• **Data to use**
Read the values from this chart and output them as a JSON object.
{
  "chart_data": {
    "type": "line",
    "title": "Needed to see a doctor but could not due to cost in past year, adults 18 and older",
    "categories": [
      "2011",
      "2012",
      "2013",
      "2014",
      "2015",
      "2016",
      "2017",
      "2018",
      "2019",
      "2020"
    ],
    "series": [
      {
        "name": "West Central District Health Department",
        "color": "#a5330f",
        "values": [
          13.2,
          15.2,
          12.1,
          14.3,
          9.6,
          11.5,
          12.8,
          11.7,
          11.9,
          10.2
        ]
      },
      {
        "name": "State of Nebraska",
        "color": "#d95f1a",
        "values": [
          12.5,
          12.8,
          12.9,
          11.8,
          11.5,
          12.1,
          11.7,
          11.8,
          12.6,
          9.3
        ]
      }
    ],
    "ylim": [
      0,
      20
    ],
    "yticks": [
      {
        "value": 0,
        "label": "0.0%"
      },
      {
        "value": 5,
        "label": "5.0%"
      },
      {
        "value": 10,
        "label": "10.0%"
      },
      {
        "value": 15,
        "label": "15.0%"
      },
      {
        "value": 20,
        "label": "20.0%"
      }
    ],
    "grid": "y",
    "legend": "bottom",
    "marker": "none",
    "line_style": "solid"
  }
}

• **Given task**
Exactly as they are written, print the entries again.

• **Exercise solution**
Read the values from this chart and output them as a JSON object.
{
  "chart_data": {
    "type": "line",
    "title": "Needed to see a doctor but could not due to cost in past year, adults 18 and older",
    "categories": [
      "2011",
      "2012",
      "2013",
      "2014",
      "2015",
      "2016",
      "2017",
      "2018",
      "2019",
      "2020"
    ],
    "series": [
      {
        "name": "West Central District Health Department",
        "color": "#a5330f",
        "values": [
          13.2,
          15.2,
          12.1,
          14.3,
          9.6,
          11.5,
          12.8,
          11.7,
          11.9,
          10.2
        ]
      },
      {
        "name": "State of Nebraska",
        "color": "#d95f1a",
        "values": [
          12.5,
          12.8,
          12.9,
          11.8,
          11.5,
          12.1,
          11.7,
          11.8,
          12.6,
          9.3
        ]
      }
    ],
    "ylim": [
      0,
      20
    ],
    "yticks": [
      {
        "value": 0,
        "label": "0.0%"
      },
      {
        "value": 5,
        "label": "5.0%"
      },
      {
        "value": 10,
        "label": "10.0%"
      },
      {
        "value": 15,
        "label": "15.0%"
      },
      {
        "value": 20,
        "label": "20.0%"
      }
    ],
    "grid": "y",
    "legend": "bottom",
    "marker": "none",
    "line_style": "solid"
  }
}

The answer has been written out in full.